Data section.
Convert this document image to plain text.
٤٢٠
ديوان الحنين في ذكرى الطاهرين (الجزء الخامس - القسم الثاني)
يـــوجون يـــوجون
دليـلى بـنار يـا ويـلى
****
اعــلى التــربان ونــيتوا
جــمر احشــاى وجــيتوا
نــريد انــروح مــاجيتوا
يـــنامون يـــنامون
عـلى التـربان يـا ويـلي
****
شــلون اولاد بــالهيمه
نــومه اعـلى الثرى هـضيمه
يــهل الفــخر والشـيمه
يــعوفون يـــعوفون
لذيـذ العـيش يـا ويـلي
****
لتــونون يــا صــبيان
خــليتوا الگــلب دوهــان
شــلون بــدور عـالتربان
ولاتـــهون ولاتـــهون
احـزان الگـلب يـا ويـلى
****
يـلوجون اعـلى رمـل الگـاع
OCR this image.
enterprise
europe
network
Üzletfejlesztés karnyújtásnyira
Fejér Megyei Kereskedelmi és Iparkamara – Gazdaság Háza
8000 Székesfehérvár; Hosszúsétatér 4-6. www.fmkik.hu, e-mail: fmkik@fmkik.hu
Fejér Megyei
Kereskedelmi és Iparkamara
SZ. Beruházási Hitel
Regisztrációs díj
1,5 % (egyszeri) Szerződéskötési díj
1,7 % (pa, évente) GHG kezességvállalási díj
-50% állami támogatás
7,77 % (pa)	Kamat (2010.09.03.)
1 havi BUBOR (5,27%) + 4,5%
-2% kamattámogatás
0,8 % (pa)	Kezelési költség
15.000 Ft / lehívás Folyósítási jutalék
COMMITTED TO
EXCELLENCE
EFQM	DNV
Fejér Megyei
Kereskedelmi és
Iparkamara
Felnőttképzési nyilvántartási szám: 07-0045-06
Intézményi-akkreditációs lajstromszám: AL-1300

Exercise prompt. Looking at the listing above, count the lines that contain "image" and give nothing but the number.

Output for this task. 2